* EXERCISE:
Skip the pictures. Copy all the rest of the records down exactly.

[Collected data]
:::
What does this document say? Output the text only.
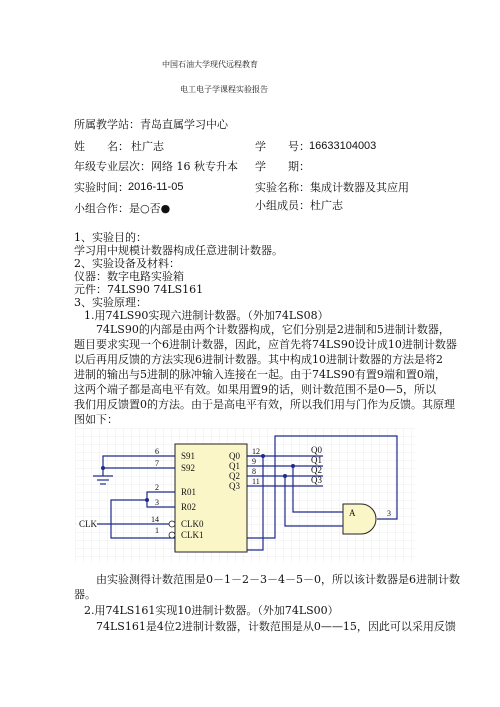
中国石油大学现代远程教育
电工电子学课程实验报告
所属教学站：青岛直属学习中心
姓　　名： 杜广志	学　　号： 16633104003
年级专业层次：网络 16 秋专升本 学　　期：
实验时间： 2016-11-05	实验名称：集成计数器及其应用
小组合作：是○否●	小组成员：杜广志
1、实验目的：
学习用中规模计数器构成任意进制计数器。
2、实验设备及材料：
仪器：数字电路实验箱
元件：74LS90 74LS161
3、实验原理：
1.用74LS90实现六进制计数器。（外加74LS08）
74LS90的内部是由两个计数器构成，它们分别是2进制和5进制计数器，
题目要求实现一个6进制计数器，因此，应首先将74LS90设计成10进制计数器
以后再用反馈的方法实现6进制计数器。其中构成10进制计数器的方法是将2
进制的输出与5进制的脉冲输入连接在一起。由于74LS90有置9端和置0端，
这两个端子都是高电平有效。如果用置9的话，则计数范围不是0—5，所以
我们用反馈置0的方法。由于是高电平有效，所以我们用与门作为反馈。其原理
图如下：
S91
S92
R01
R02
CLK0
CLK1
Q0
Q1
Q2
Q3
6
7
2
3
14
1
12
9
8
11
3
Q0
Q1
Q2
Q3
CLK
A
由实验测得计数范围是0－1－2－3－4－5－0，所以该计数器是6进制计数
器。
2.用74LS161实现10进制计数器。（外加74LS00）
74LS161是4位2进制计数器，计数范围是从0——15，因此可以采用反馈
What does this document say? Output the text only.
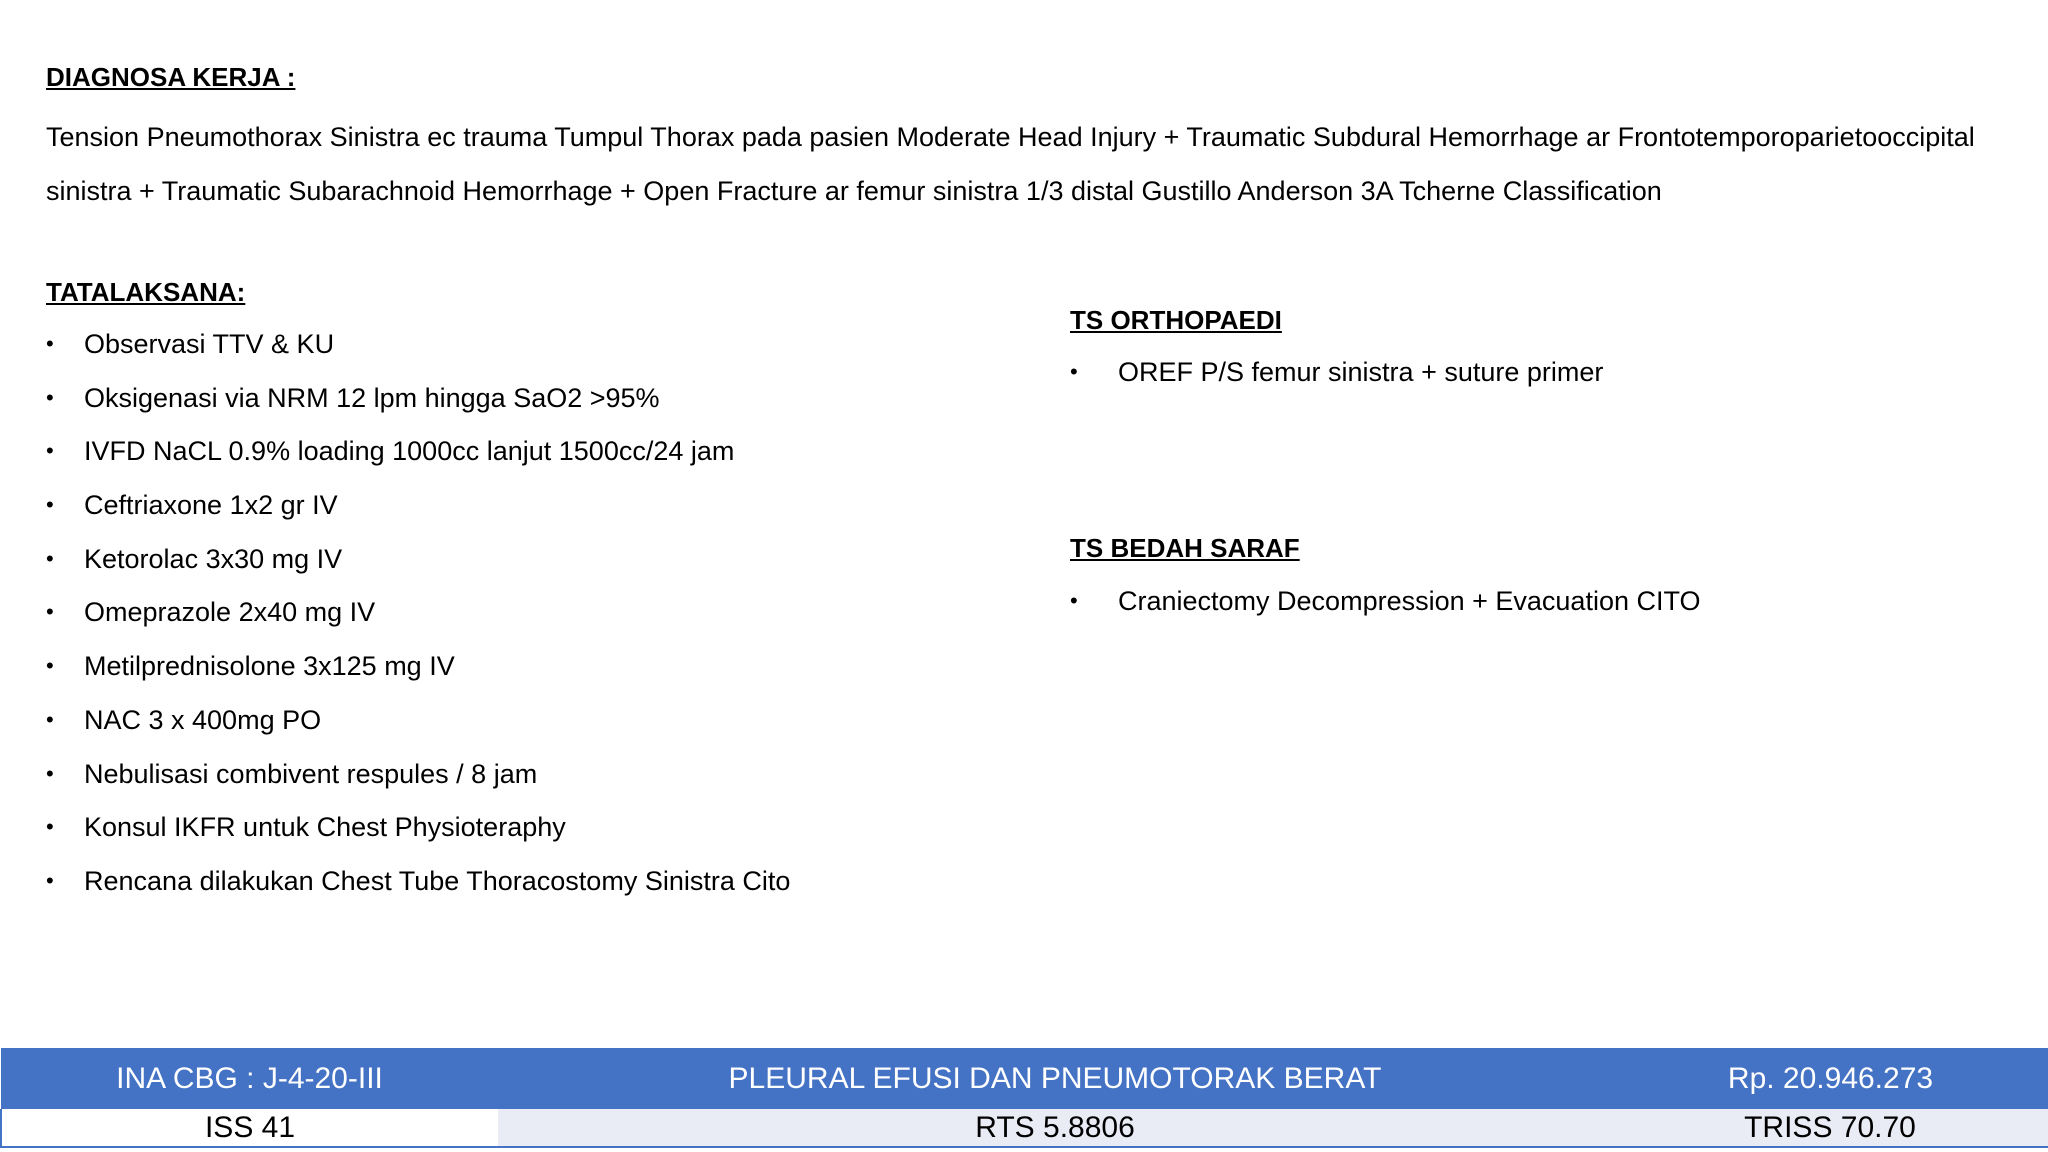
DIAGNOSA KERJA :

Tension Pneumothorax Sinistra ec trauma Tumpul Thorax pada pasien Moderate Head Injury + Traumatic Subdural Hemorrhage ar Frontotemporoparietooccipital sinistra + Traumatic Subarachnoid Hemorrhage + Open Fracture ar femur sinistra 1/3 distal Gustillo Anderson 3A Tcherne Classification

TATALAKSANA:

• Observasi TTV & KU
• Oksigenasi via NRM 12 lpm hingga SaO2 >95%
• IVFD NaCL 0.9% loading 1000cc lanjut 1500cc/24 jam
• Ceftriaxone 1x2 gr IV
• Ketorolac 3x30 mg IV
• Omeprazole 2x40 mg IV
• Metilprednisolone 3x125 mg IV
• NAC 3 x 400mg PO
• Nebulisasi combivent respules / 8 jam
• Konsul IKFR untuk Chest Physioteraphy
• Rencana dilakukan Chest Tube Thoracostomy Sinistra Cito

TS ORTHOPAEDI

• OREF P/S femur sinistra + suture primer

TS BEDAH SARAF

• Craniectomy Decompression + Evacuation CITO
INA CBG : J-4-20-III	PLEURAL EFUSI DAN PNEUMOTORAK BERAT	Rp. 20.946.273
ISS 41	RTS 5.8806	TRISS 70.70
:::
* EXERCISE OUTPUT:
What does this document say? Output the text only.
中国石油大学现代远程教育
电工电子学课程实验报告
所属教学站：青岛直属学习中心
姓　　名： 杜广志	学　　号： 16633104003
年级专业层次：网络 16 秋专升本 学　　期：
实验时间： 2016-11-05	实验名称：集成计数器及其应用
小组合作：是○否●	小组成员：杜广志
1、实验目的：
学习用中规模计数器构成任意进制计数器。
2、实验设备及材料：
仪器：数字电路实验箱
元件：74LS90 74LS161
3、实验原理：
1.用74LS90实现六进制计数器。（外加74LS08）
74LS90的内部是由两个计数器构成，它们分别是2进制和5进制计数器，
题目要求实现一个6进制计数器，因此，应首先将74LS90设计成10进制计数器
以后再用反馈的方法实现6进制计数器。其中构成10进制计数器的方法是将2
进制的输出与5进制的脉冲输入连接在一起。由于74LS90有置9端和置0端，
这两个端子都是高电平有效。如果用置9的话，则计数范围不是0—5，所以
我们用反馈置0的方法。由于是高电平有效，所以我们用与门作为反馈。其原理
图如下：
S91
S92
R01
R02
CLK0
CLK1
Q0
Q1
Q2
Q3
6
7
2
3
14
1
12
9
8
11
3
Q0
Q1
Q2
Q3
CLK
A
由实验测得计数范围是0－1－2－3－4－5－0，所以该计数器是6进制计数
器。
2.用74LS161实现10进制计数器。（外加74LS00）
74LS161是4位2进制计数器，计数范围是从0——15，因此可以采用反馈
What does this document say? Output the text only.
DIAGNOSA KERJA :

Tension Pneumothorax Sinistra ec trauma Tumpul Thorax pada pasien Moderate Head Injury + Traumatic Subdural Hemorrhage ar Frontotemporoparietooccipital sinistra + Traumatic Subarachnoid Hemorrhage + Open Fracture ar femur sinistra 1/3 distal Gustillo Anderson 3A Tcherne Classification

TATALAKSANA:

• Observasi TTV & KU
• Oksigenasi via NRM 12 lpm hingga SaO2 >95%
• IVFD NaCL 0.9% loading 1000cc lanjut 1500cc/24 jam
• Ceftriaxone 1x2 gr IV
• Ketorolac 3x30 mg IV
• Omeprazole 2x40 mg IV
• Metilprednisolone 3x125 mg IV
• NAC 3 x 400mg PO
• Nebulisasi combivent respules / 8 jam
• Konsul IKFR untuk Chest Physioteraphy
• Rencana dilakukan Chest Tube Thoracostomy Sinistra Cito

TS ORTHOPAEDI

• OREF P/S femur sinistra + suture primer

TS BEDAH SARAF

• Craniectomy Decompression + Evacuation CITO
INA CBG : J-4-20-III	PLEURAL EFUSI DAN PNEUMOTORAK BERAT	Rp. 20.946.273
ISS 41	RTS 5.8806	TRISS 70.70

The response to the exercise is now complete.